BEGIN DATA SUPPLIED
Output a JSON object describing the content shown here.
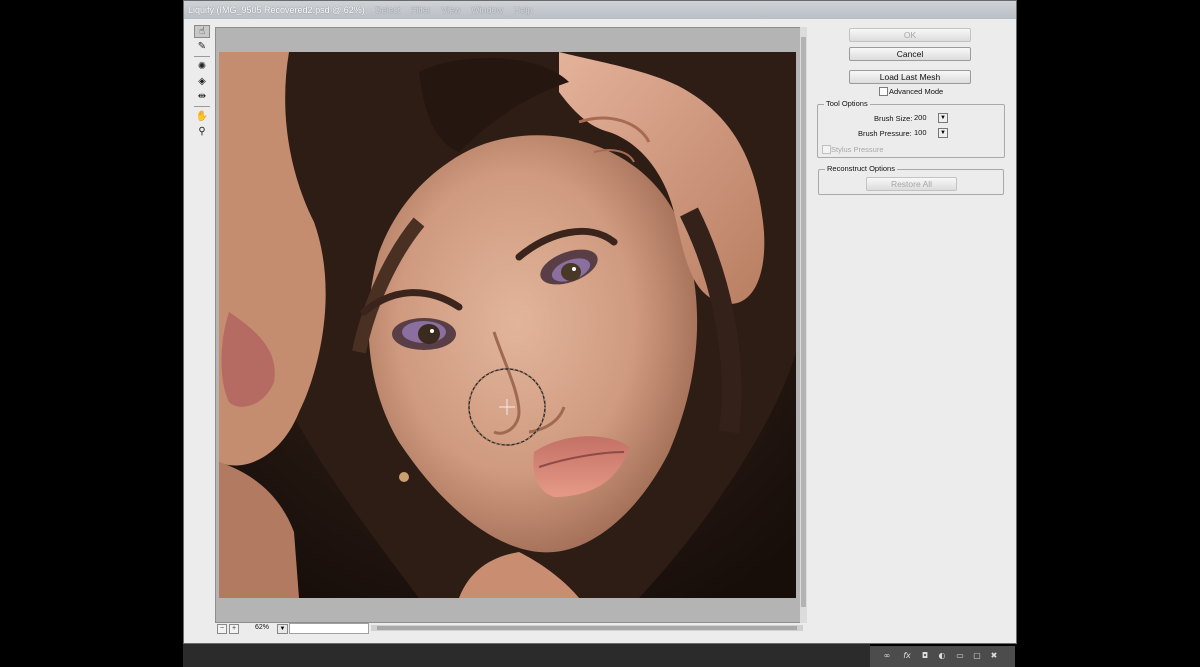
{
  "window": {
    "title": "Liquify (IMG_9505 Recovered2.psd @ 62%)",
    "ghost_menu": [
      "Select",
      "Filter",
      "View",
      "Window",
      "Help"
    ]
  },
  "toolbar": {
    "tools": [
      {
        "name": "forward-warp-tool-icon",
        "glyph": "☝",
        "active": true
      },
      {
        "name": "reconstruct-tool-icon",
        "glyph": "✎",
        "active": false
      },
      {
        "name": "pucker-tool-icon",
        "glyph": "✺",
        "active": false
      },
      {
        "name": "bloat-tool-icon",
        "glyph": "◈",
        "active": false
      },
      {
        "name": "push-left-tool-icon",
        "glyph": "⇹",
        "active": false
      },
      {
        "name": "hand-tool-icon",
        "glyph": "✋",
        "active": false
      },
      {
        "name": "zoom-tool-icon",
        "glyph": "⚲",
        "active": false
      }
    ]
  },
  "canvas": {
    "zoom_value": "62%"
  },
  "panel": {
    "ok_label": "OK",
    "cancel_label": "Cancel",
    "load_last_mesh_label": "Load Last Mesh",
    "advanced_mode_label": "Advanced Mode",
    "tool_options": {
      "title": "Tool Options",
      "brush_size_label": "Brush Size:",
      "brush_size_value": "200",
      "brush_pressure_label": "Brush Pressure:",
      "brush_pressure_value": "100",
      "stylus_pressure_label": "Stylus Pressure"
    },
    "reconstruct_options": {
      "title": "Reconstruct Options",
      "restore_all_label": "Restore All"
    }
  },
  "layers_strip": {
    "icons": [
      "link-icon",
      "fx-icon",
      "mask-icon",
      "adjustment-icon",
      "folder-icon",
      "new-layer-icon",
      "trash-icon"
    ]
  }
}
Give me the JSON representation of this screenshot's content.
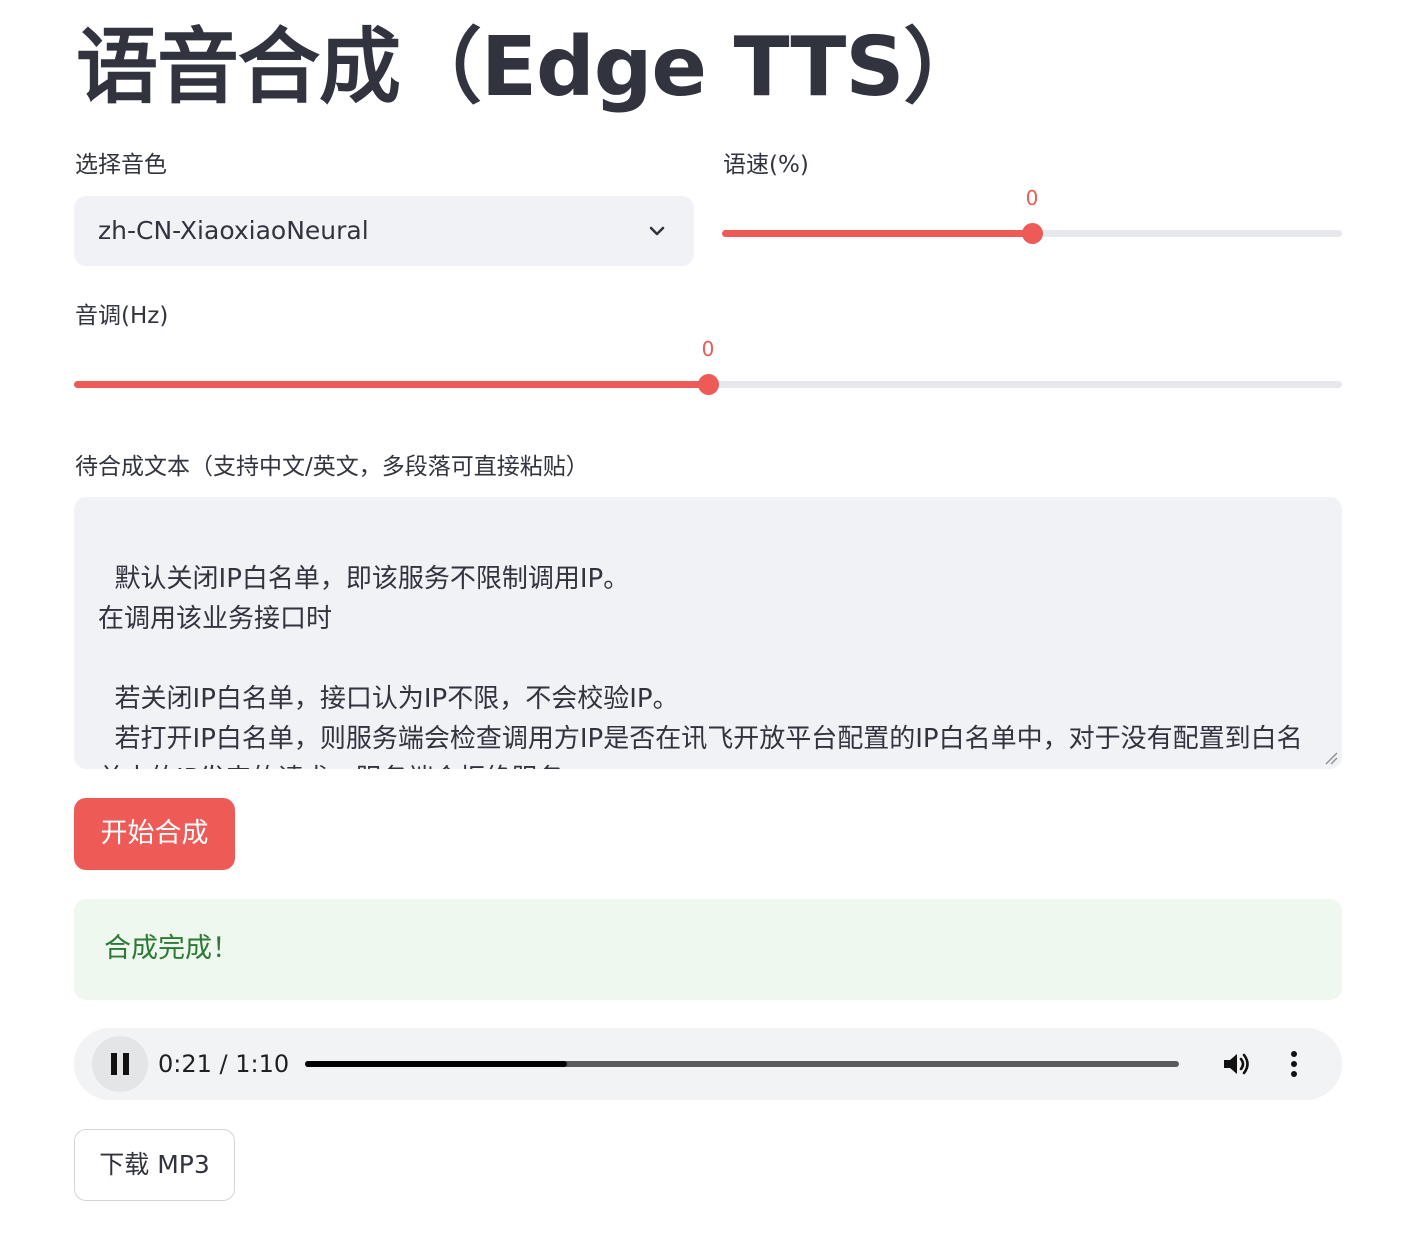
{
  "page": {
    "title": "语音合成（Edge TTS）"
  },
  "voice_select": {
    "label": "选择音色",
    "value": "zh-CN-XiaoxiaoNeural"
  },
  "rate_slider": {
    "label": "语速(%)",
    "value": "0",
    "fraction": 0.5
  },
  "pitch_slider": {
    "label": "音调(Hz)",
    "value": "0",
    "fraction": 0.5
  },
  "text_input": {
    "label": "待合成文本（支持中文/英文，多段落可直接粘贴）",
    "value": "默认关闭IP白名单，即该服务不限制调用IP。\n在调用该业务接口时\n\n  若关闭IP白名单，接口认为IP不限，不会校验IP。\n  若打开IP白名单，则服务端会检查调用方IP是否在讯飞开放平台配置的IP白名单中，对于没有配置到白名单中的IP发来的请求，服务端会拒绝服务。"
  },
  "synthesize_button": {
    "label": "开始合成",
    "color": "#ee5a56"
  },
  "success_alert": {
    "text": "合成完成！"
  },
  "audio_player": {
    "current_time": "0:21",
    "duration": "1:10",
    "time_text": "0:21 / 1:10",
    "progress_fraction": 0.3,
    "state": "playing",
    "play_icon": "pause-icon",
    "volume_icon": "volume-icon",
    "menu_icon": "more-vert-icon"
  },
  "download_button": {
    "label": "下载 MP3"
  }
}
END DATA SUPPLIED
BEGIN DATA SUPPLIED
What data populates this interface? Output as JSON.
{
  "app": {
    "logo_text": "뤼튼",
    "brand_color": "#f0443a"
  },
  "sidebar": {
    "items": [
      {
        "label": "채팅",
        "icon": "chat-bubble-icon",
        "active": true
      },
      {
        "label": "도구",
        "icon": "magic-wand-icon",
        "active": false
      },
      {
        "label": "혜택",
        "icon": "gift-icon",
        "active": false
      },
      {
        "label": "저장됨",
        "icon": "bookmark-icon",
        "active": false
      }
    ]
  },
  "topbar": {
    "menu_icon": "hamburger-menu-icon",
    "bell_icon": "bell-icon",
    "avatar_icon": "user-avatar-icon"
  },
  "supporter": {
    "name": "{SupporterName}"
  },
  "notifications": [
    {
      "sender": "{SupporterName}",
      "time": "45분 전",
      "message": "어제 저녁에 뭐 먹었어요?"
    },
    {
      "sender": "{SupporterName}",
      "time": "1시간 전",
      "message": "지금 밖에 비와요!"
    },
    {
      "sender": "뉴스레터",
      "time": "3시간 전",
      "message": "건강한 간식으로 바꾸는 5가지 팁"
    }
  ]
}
END DATA SUPPLIED
INSTRUCTIONS TO FOLLOW: In the records above, locate each line with the word "glyph". Copy all such lines.

RESPONSE TO THE TASK:
        "glyph": "☝",
        "glyph": "✎",
        "glyph": "✺",
        "glyph": "◈",
        "glyph": "⇹",
        "glyph": "✋",
        "glyph": "⚲",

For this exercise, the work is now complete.